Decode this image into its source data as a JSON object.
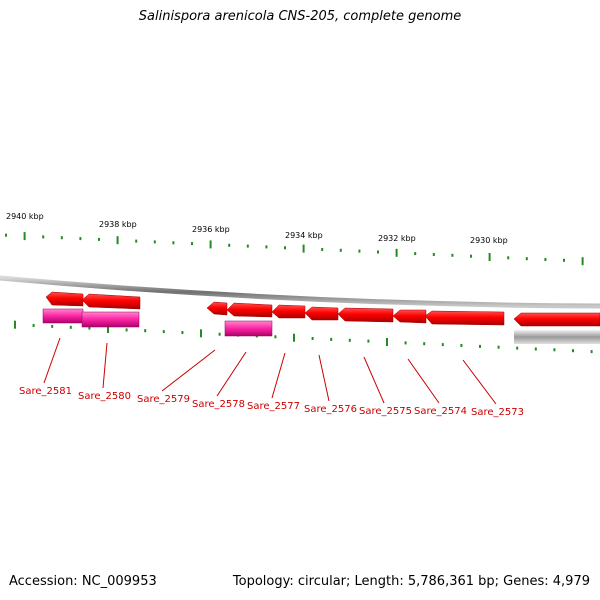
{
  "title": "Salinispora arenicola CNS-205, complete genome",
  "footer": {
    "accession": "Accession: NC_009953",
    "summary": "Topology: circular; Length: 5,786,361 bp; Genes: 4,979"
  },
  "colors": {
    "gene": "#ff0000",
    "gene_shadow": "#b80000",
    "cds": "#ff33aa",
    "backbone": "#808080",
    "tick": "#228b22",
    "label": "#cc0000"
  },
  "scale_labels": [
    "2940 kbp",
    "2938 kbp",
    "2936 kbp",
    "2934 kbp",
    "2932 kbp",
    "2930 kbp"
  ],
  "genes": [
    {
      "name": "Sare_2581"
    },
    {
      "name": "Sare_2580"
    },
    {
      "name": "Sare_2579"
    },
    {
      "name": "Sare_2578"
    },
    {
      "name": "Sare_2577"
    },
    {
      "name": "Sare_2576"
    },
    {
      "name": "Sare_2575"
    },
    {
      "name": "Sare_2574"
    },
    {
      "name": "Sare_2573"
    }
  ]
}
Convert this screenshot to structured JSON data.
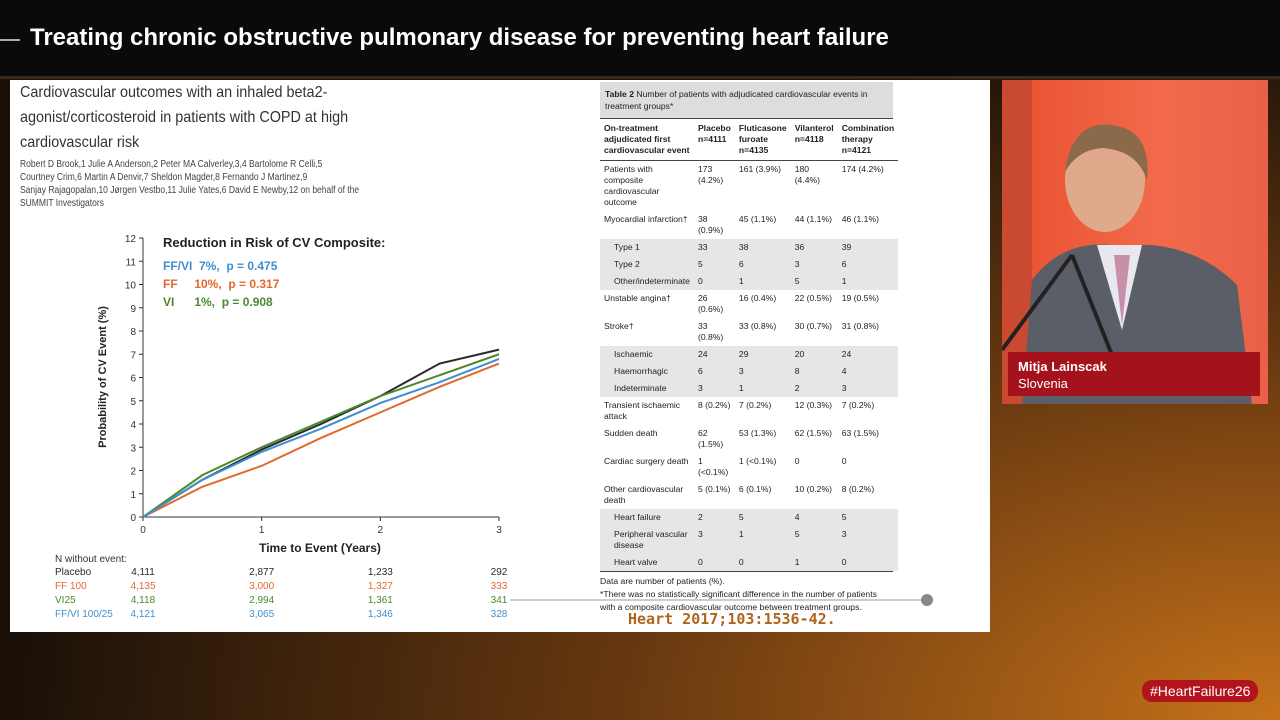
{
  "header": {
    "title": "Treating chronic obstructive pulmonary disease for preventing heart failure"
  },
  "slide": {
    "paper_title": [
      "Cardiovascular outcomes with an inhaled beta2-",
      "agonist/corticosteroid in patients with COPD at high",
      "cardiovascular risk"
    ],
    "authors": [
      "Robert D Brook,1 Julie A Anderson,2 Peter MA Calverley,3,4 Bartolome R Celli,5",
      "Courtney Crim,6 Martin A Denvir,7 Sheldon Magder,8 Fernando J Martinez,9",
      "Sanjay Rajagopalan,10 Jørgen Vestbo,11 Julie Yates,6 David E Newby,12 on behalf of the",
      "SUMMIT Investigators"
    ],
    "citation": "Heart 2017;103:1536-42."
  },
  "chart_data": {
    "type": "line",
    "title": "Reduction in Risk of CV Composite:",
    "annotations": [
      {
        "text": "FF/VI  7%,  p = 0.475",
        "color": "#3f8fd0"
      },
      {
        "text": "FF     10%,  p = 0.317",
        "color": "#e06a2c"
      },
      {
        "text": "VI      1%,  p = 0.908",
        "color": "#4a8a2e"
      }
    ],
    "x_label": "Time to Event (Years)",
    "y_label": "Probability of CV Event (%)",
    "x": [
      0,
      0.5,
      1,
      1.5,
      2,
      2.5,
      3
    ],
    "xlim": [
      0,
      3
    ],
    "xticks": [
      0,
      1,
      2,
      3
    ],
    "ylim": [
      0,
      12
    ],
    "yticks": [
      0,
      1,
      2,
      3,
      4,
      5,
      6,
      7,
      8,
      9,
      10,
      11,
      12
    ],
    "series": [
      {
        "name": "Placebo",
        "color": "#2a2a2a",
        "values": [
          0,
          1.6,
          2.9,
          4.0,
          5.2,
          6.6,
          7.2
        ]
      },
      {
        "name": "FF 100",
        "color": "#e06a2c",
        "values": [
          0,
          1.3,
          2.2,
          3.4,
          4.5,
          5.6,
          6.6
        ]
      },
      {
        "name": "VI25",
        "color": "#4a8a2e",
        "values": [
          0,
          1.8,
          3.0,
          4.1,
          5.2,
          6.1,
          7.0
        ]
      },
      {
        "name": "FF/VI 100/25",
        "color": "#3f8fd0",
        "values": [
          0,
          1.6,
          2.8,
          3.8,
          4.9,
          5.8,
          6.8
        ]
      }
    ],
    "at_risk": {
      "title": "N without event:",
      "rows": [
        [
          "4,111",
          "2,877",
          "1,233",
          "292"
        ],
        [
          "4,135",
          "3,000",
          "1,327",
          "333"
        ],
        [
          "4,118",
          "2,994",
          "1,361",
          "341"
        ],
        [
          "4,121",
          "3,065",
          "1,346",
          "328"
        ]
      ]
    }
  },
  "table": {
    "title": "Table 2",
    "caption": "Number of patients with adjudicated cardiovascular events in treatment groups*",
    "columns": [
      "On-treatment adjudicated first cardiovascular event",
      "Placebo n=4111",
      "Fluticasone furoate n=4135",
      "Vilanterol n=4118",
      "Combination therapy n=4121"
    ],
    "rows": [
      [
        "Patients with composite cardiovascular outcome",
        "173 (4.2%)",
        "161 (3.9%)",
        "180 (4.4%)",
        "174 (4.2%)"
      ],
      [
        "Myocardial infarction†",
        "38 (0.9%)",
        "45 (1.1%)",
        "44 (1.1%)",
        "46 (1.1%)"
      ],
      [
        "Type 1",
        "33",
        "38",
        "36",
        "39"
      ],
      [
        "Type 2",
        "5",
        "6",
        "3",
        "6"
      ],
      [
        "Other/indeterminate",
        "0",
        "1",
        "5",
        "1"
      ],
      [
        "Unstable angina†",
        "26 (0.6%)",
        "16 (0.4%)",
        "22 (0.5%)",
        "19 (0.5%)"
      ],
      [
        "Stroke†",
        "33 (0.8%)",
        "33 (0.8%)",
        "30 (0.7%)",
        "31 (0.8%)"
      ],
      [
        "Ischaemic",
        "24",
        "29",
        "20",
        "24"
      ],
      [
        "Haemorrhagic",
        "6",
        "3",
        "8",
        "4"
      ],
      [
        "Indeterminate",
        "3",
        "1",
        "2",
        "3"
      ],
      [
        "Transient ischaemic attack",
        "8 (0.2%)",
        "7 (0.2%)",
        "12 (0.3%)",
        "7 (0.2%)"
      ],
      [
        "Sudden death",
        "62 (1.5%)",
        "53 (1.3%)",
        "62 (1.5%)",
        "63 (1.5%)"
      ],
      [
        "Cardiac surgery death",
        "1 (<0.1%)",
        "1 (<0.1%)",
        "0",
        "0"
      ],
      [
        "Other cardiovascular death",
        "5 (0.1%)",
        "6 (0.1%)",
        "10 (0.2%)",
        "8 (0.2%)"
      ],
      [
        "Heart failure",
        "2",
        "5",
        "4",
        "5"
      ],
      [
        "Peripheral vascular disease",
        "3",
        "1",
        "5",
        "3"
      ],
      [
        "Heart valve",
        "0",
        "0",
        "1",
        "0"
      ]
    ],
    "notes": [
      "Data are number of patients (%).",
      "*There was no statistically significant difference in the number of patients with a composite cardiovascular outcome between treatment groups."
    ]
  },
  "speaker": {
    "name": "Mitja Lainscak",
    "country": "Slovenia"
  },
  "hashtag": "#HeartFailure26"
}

--*--

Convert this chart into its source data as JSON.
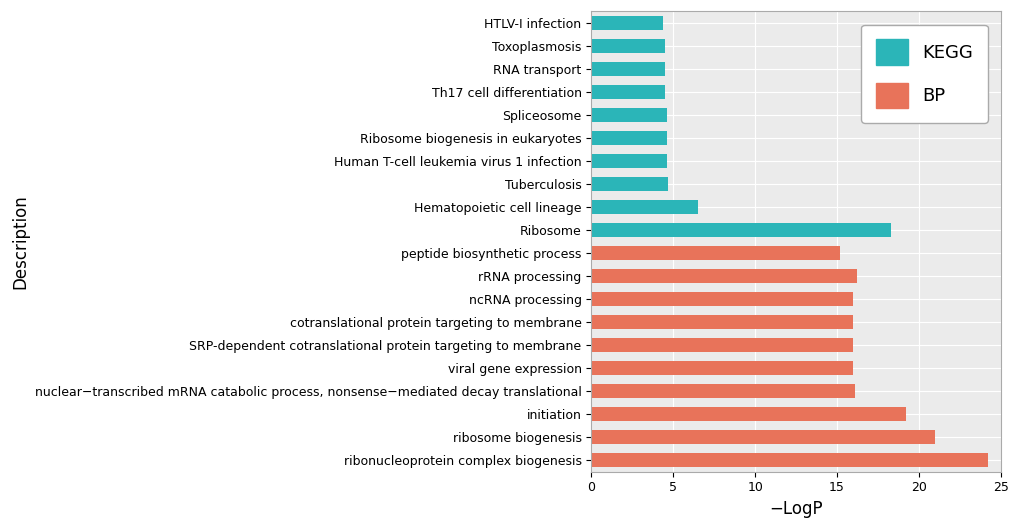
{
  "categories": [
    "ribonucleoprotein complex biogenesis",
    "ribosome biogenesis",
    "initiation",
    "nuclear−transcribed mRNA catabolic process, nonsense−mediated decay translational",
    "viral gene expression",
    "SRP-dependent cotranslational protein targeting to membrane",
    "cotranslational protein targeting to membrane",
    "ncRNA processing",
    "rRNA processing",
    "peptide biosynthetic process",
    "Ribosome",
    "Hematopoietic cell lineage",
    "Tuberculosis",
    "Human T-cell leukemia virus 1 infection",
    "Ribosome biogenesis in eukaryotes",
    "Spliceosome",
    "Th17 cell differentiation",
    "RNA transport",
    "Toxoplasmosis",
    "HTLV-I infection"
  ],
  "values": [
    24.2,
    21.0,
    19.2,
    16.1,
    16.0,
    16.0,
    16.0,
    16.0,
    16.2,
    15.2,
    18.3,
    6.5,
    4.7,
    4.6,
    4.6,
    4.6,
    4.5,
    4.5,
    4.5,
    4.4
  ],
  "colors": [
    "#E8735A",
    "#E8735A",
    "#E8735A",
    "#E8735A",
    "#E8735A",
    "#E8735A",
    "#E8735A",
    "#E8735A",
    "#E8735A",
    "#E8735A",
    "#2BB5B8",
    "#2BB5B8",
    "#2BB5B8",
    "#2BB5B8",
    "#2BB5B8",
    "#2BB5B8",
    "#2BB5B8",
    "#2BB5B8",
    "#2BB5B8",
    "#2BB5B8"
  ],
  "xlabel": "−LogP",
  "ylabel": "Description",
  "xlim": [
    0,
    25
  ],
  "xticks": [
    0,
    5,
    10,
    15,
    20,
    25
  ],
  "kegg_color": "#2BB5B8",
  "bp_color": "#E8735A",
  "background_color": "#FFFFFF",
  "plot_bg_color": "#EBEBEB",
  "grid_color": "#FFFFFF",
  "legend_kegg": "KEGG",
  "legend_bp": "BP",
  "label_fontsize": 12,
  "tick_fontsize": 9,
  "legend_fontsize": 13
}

--*--

_EXERCISE PROMPT:_ Across the listing above, find all lines where the word "biogenesis" is present and copy them.

_SOLVED EXERCISE:_
    "ribonucleoprotein complex biogenesis",
    "ribosome biogenesis",
    "Ribosome biogenesis in eukaryotes",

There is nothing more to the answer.